Many pipeline problems start before the sales team ever sees the lead.
We help B2B companies in Ireland and the UK design the handoff between marketing and sales that produces pipeline discipline rather than friction between teams.
The handoff between marketing and sales is one of the highest-leverage points in a B2B commercial operation and one of the most consistently broken. Marketing generates leads that sales considers unqualified. Sales ignores leads that marketing considers ready. Nobody agrees on what qualified means. Leads that should become pipeline disappear into a CRM that nobody is managing properly.
This is not a people problem. It is a process and systems problem. The fix requires agreeing on definitions, designing the handoff workflow, and making sure the systems that support it are configured to reflect the process rather than working against it.
The Process Layer
A functioning handoff starts with clear definitions: what constitutes a Marketing Qualified Lead, what moves it to Sales Qualified, what triggers the handoff, and what the sales team’s obligation is once a lead arrives. Without those definitions the handoff is informal, inconsistent, and invisible to anyone trying to understand what is happening to pipeline.
Beyond definitions, the handoff needs a service level agreement between the two teams: how quickly sales follows up, what happens if a lead goes cold, who owns re-engagement, and how the outcome of each handoff is recorded. These are not complicated things to put in place. They are almost never in place by default.
The Systems Layer
The handoff between marketing and sales almost always involves at least two systems: a marketing automation platform and a CRM. How those systems exchange data, when a lead record passes from one to the other, and what triggers the handoff are operational decisions that need to be made deliberately. Left to default settings, most marketing automation to CRM integrations produce a cluttered, unreliable lead queue that nobody trusts.
The sequence matters: process design first, systems configuration second. Configuring systems around a broken process produces a broken process that is harder to change.
The RevOps Connection
Handoff design sits at the boundary between GTM strategy and revenue operations. The GTM question is what a qualified lead looks like and who owns it at each stage. The RevOps question is how the systems and processes support that. We work across both, which means clients do not need separate advisors for what is fundamentally one connected problem.
Sales to Marketing Handoff - Frequently Asked Questions
What is the difference between an MQL and an SQL and why does it matter?
An MQL is a lead that meets the criteria marketing uses to determine readiness to pass to sales. An SQL is one that sales has reviewed and accepted as worth pursuing. The definitions matter because without them the handoff is arbitrary: marketing hands over what it feels like handing over, and sales works what it feels like working. When both teams agree on the criteria the handoff becomes a process rather than a recurring source of friction.
How do I know if our handoff is broken?

■ Aim of the exercise: Using the passage on the marketing-to-sales handoff, explain in one to three sentences why process design should come before systems configuration.

■ Entries supplied:
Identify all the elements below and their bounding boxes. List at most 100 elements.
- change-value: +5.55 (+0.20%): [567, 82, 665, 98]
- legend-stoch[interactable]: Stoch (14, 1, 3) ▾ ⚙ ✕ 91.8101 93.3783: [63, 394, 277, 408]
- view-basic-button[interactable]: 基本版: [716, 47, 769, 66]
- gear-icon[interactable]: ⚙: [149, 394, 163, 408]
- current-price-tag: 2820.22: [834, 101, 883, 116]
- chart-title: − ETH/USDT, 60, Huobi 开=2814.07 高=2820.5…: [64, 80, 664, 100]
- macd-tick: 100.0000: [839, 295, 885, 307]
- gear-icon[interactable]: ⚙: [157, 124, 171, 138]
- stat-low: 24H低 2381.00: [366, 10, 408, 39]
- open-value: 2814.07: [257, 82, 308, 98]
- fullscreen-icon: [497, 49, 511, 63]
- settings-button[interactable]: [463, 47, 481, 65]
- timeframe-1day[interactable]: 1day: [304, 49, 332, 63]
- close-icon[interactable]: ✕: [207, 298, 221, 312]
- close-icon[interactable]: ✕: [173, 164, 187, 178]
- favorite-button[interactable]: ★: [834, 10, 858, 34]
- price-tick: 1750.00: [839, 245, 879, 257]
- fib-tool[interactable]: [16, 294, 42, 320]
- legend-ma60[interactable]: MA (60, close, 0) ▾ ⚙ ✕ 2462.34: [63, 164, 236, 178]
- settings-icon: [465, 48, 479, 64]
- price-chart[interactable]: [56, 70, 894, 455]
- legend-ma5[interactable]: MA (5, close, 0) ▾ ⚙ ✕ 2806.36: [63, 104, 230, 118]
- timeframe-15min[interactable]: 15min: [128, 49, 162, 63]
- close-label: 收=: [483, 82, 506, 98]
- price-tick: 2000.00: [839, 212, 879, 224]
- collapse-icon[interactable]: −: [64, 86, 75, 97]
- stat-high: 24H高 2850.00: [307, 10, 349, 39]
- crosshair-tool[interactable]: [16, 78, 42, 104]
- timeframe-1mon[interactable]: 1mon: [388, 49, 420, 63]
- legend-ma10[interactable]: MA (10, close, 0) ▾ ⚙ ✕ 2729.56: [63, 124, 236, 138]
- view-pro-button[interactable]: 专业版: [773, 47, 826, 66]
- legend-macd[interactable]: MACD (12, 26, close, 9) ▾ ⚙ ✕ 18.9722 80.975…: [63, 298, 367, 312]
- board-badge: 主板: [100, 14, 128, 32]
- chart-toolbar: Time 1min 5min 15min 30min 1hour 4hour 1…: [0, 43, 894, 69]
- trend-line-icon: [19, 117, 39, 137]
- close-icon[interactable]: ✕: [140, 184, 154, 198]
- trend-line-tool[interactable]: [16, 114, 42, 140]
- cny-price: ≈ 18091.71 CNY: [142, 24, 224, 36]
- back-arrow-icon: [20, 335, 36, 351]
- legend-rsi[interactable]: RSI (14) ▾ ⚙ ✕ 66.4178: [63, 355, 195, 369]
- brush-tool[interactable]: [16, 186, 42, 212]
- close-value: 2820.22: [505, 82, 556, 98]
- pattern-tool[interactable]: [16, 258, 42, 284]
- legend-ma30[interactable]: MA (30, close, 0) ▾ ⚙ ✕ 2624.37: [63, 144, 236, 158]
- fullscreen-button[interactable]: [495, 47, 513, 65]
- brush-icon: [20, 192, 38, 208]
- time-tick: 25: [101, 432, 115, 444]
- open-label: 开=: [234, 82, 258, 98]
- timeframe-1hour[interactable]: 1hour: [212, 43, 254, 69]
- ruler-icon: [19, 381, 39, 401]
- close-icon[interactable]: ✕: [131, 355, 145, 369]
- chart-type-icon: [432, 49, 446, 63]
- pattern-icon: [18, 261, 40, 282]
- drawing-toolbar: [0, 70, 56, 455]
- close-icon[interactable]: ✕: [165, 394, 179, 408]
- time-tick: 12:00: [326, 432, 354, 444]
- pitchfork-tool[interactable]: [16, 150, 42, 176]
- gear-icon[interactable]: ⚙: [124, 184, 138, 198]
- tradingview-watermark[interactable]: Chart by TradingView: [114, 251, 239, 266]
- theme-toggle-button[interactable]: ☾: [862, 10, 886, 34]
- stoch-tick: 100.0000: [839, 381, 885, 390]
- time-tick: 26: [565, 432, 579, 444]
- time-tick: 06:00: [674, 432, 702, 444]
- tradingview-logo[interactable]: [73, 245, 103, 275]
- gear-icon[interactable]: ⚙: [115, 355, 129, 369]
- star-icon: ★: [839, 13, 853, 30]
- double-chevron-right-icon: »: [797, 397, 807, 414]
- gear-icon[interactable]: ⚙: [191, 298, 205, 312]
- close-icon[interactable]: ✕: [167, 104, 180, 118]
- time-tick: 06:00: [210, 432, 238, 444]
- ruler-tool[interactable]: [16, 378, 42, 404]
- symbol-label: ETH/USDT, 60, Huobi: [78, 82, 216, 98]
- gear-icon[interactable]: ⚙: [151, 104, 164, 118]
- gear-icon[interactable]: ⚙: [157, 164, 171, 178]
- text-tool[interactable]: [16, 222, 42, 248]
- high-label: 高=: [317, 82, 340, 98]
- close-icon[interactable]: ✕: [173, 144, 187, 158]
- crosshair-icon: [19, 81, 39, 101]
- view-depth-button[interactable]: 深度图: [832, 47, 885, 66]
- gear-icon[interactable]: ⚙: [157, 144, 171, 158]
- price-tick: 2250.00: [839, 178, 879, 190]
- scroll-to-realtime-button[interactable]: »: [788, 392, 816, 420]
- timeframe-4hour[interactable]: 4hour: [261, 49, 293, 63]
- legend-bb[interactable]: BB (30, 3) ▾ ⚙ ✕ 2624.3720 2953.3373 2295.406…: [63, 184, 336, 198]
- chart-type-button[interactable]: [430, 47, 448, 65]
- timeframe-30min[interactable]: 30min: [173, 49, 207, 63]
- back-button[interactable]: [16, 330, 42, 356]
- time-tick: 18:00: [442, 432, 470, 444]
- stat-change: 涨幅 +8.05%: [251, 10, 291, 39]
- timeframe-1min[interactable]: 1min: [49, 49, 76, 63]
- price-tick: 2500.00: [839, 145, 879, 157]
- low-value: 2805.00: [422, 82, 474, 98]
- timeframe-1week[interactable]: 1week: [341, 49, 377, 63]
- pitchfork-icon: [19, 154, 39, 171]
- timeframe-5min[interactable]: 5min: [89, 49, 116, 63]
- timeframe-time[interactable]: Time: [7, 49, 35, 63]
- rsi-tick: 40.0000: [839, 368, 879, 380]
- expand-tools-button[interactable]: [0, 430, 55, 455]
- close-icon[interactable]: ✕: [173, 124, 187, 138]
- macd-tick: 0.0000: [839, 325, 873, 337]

■ Response to this exercise: Configuring systems around a broken process produces a broken process that is harder to change. The process must be designed first so the systems can be set up to reflect it rather than work against it.